> DATA LINES:
________

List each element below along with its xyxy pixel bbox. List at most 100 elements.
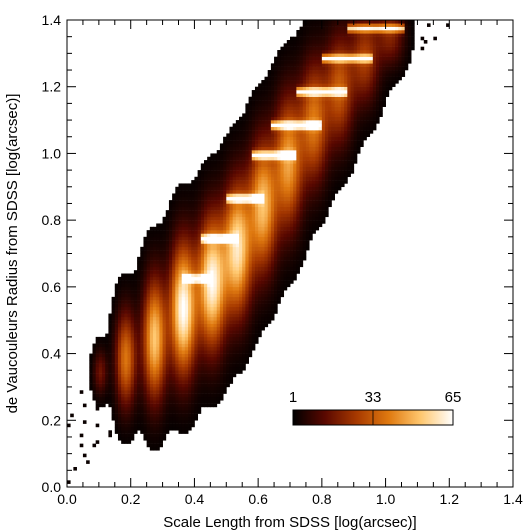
heatmap-cell (245, 346, 249, 351)
heatmap-cell (105, 346, 109, 351)
heatmap-cell (111, 306, 116, 311)
heatmap-cell (175, 370, 179, 374)
heatmap-cell (213, 326, 218, 331)
heatmap-cell (191, 263, 195, 268)
heatmap-cell (153, 336, 157, 341)
heatmap-cell (239, 323, 243, 328)
heatmap-cell (149, 316, 154, 321)
heatmap-cell (296, 210, 300, 214)
heatmap-cell (242, 156, 246, 161)
heatmap-cell (149, 300, 154, 304)
heatmap-cell (184, 336, 189, 341)
heatmap-cell (178, 336, 183, 341)
heatmap-cell (328, 73, 332, 77)
heatmap-cell (181, 430, 186, 434)
heatmap-cell (290, 203, 294, 208)
heatmap-cell (232, 283, 237, 288)
heatmap-cell (223, 180, 227, 184)
heatmap-cell (140, 293, 144, 298)
heatmap-cell (184, 210, 189, 214)
heatmap-cell (114, 376, 119, 381)
heatmap-cell (117, 280, 122, 284)
heatmap-cell (181, 406, 186, 411)
heatmap-cell (267, 180, 272, 184)
heatmap-cell (188, 193, 192, 198)
heatmap-cell (283, 56, 288, 61)
heatmap-cell (286, 130, 291, 134)
heatmap-cell (242, 180, 246, 184)
heatmap-cell (188, 376, 192, 381)
heatmap-cell (312, 210, 316, 214)
heatmap-cell (277, 80, 281, 84)
heatmap-cell (309, 106, 313, 111)
heatmap-cell (239, 120, 243, 124)
heatmap-cell (216, 170, 221, 174)
heatmap-cell (229, 283, 234, 288)
heatmap-cell (98, 370, 103, 374)
heatmap-cell (325, 190, 329, 194)
heatmap-cell (328, 63, 332, 67)
heatmap-cell (309, 76, 313, 81)
heatmap-cell (149, 390, 154, 394)
heatmap-cell (108, 376, 112, 381)
heatmap-cell (239, 190, 243, 194)
heatmap-cell (114, 336, 119, 341)
heatmap-cell (223, 250, 227, 254)
heatmap-cell (251, 160, 256, 164)
heatmap-cell (194, 220, 199, 224)
heatmap-cell (197, 306, 202, 311)
heatmap-cell (290, 220, 294, 224)
heatmap-cell (226, 343, 230, 348)
heatmap-cell (146, 310, 151, 314)
heatmap-cell (162, 290, 167, 294)
heatmap-cell (200, 276, 205, 281)
heatmap-cell (168, 343, 173, 348)
heatmap-cell (251, 310, 256, 314)
heatmap-cell (299, 263, 304, 268)
heatmap-cell (149, 226, 154, 231)
heatmap-cell (89, 370, 93, 374)
heatmap-cell (239, 360, 243, 364)
heatmap-cell (280, 160, 285, 164)
heatmap-cell (203, 316, 208, 321)
heatmap-cell (184, 253, 189, 258)
heatmap-cell (200, 323, 205, 328)
heatmap-cell (270, 176, 275, 181)
heatmap-cell (200, 283, 205, 288)
heatmap-cell (242, 273, 246, 278)
heatmap-cell (232, 320, 237, 324)
heatmap-cell (184, 260, 189, 264)
heatmap-cell (254, 126, 259, 131)
heatmap-cell (168, 363, 173, 368)
heatmap-cell (242, 233, 246, 238)
heatmap-cell (149, 386, 154, 391)
heatmap-cell (200, 260, 205, 264)
heatmap-cell (305, 50, 310, 54)
heatmap-cell (165, 420, 170, 424)
heatmap-cell (188, 270, 192, 274)
heatmap-cell (146, 293, 151, 298)
heatmap-cell (239, 166, 243, 171)
heatmap-cell (159, 313, 163, 318)
heatmap-cell (261, 123, 265, 127)
heatmap-cell (293, 136, 297, 141)
heatmap-cell (290, 133, 294, 137)
heatmap-cell (242, 160, 246, 164)
heatmap-cell (331, 180, 335, 184)
heatmap-cell (305, 46, 310, 51)
heatmap-cell (143, 383, 148, 388)
heatmap-cell (334, 153, 339, 158)
heatmap-cell (245, 150, 249, 154)
heatmap-cell (299, 203, 304, 208)
heatmap-cell (226, 376, 230, 381)
heatmap-cell (95, 363, 100, 368)
heatmap-cell (264, 113, 269, 117)
heatmap-cell (248, 160, 253, 164)
heatmap-cell (207, 190, 211, 194)
heatmap-cell (203, 210, 208, 214)
heatmap-cell (200, 270, 205, 274)
heatmap-cell (213, 223, 218, 228)
heatmap-cell (293, 216, 297, 221)
heatmap-cell (149, 313, 154, 318)
heatmap-cell (293, 250, 297, 254)
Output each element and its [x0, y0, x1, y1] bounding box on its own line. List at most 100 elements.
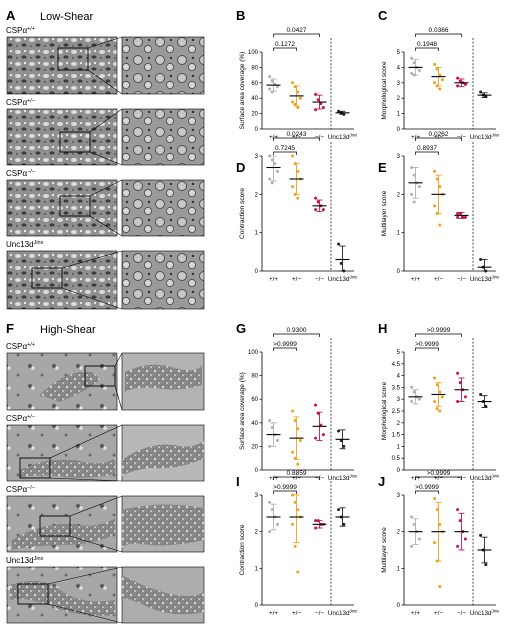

________

> TASK INSTRUCTIONS:
Turn every line of the records above into a numbered list. Skip blank lines and leave the pictures out.

> THE ANSWER:
1. List each element below along with its xyxy pixel bbox. List at most 100 elements.
2. heatmap-cell (245, 346, 249, 351)
3. heatmap-cell (105, 346, 109, 351)
4. heatmap-cell (111, 306, 116, 311)
5. heatmap-cell (175, 370, 179, 374)
6. heatmap-cell (213, 326, 218, 331)
7. heatmap-cell (191, 263, 195, 268)
8. heatmap-cell (153, 336, 157, 341)
9. heatmap-cell (239, 323, 243, 328)
10. heatmap-cell (149, 316, 154, 321)
11. heatmap-cell (296, 210, 300, 214)
12. heatmap-cell (242, 156, 246, 161)
13. heatmap-cell (149, 300, 154, 304)
14. heatmap-cell (184, 336, 189, 341)
15. heatmap-cell (178, 336, 183, 341)
16. heatmap-cell (328, 73, 332, 77)
17. heatmap-cell (181, 430, 186, 434)
18. heatmap-cell (290, 203, 294, 208)
19. heatmap-cell (232, 283, 237, 288)
20. heatmap-cell (223, 180, 227, 184)
21. heatmap-cell (140, 293, 144, 298)
22. heatmap-cell (184, 210, 189, 214)
23. heatmap-cell (114, 376, 119, 381)
24. heatmap-cell (117, 280, 122, 284)
25. heatmap-cell (181, 406, 186, 411)
26. heatmap-cell (267, 180, 272, 184)
27. heatmap-cell (188, 193, 192, 198)
28. heatmap-cell (283, 56, 288, 61)
29. heatmap-cell (286, 130, 291, 134)
30. heatmap-cell (242, 180, 246, 184)
31. heatmap-cell (188, 376, 192, 381)
32. heatmap-cell (312, 210, 316, 214)
33. heatmap-cell (277, 80, 281, 84)
34. heatmap-cell (309, 106, 313, 111)
35. heatmap-cell (239, 120, 243, 124)
36. heatmap-cell (216, 170, 221, 174)
37. heatmap-cell (229, 283, 234, 288)
38. heatmap-cell (98, 370, 103, 374)
39. heatmap-cell (325, 190, 329, 194)
40. heatmap-cell (328, 63, 332, 67)
41. heatmap-cell (309, 76, 313, 81)
42. heatmap-cell (149, 390, 154, 394)
43. heatmap-cell (108, 376, 112, 381)
44. heatmap-cell (239, 190, 243, 194)
45. heatmap-cell (114, 336, 119, 341)
46. heatmap-cell (223, 250, 227, 254)
47. heatmap-cell (251, 160, 256, 164)
48. heatmap-cell (194, 220, 199, 224)
49. heatmap-cell (197, 306, 202, 311)
50. heatmap-cell (290, 220, 294, 224)
51. heatmap-cell (226, 343, 230, 348)
52. heatmap-cell (146, 310, 151, 314)
53. heatmap-cell (162, 290, 167, 294)
54. heatmap-cell (200, 276, 205, 281)
55. heatmap-cell (168, 343, 173, 348)
56. heatmap-cell (251, 310, 256, 314)
57. heatmap-cell (299, 263, 304, 268)
58. heatmap-cell (149, 226, 154, 231)
59. heatmap-cell (89, 370, 93, 374)
60. heatmap-cell (239, 360, 243, 364)
61. heatmap-cell (280, 160, 285, 164)
62. heatmap-cell (203, 316, 208, 321)
63. heatmap-cell (184, 253, 189, 258)
64. heatmap-cell (200, 323, 205, 328)
65. heatmap-cell (270, 176, 275, 181)
66. heatmap-cell (200, 283, 205, 288)
67. heatmap-cell (242, 273, 246, 278)
68. heatmap-cell (232, 320, 237, 324)
69. heatmap-cell (184, 260, 189, 264)
70. heatmap-cell (254, 126, 259, 131)
71. heatmap-cell (168, 363, 173, 368)
72. heatmap-cell (242, 233, 246, 238)
73. heatmap-cell (149, 386, 154, 391)
74. heatmap-cell (200, 260, 205, 264)
75. heatmap-cell (305, 50, 310, 54)
76. heatmap-cell (165, 420, 170, 424)
77. heatmap-cell (188, 270, 192, 274)
78. heatmap-cell (146, 293, 151, 298)
79. heatmap-cell (239, 166, 243, 171)
80. heatmap-cell (159, 313, 163, 318)
81. heatmap-cell (261, 123, 265, 127)
82. heatmap-cell (293, 136, 297, 141)
83. heatmap-cell (290, 133, 294, 137)
84. heatmap-cell (242, 160, 246, 164)
85. heatmap-cell (331, 180, 335, 184)
86. heatmap-cell (305, 46, 310, 51)
87. heatmap-cell (143, 383, 148, 388)
88. heatmap-cell (334, 153, 339, 158)
89. heatmap-cell (245, 150, 249, 154)
90. heatmap-cell (299, 203, 304, 208)
91. heatmap-cell (226, 376, 230, 381)
92. heatmap-cell (95, 363, 100, 368)
93. heatmap-cell (264, 113, 269, 117)
94. heatmap-cell (248, 160, 253, 164)
95. heatmap-cell (207, 190, 211, 194)
96. heatmap-cell (203, 210, 208, 214)
97. heatmap-cell (200, 270, 205, 274)
98. heatmap-cell (213, 223, 218, 228)
99. heatmap-cell (293, 216, 297, 221)
100. heatmap-cell (149, 313, 154, 318)
101. heatmap-cell (293, 250, 297, 254)
102. Output each element and its [x0, y0, x1, y1] bounding box on its own line. List at most 100 elements.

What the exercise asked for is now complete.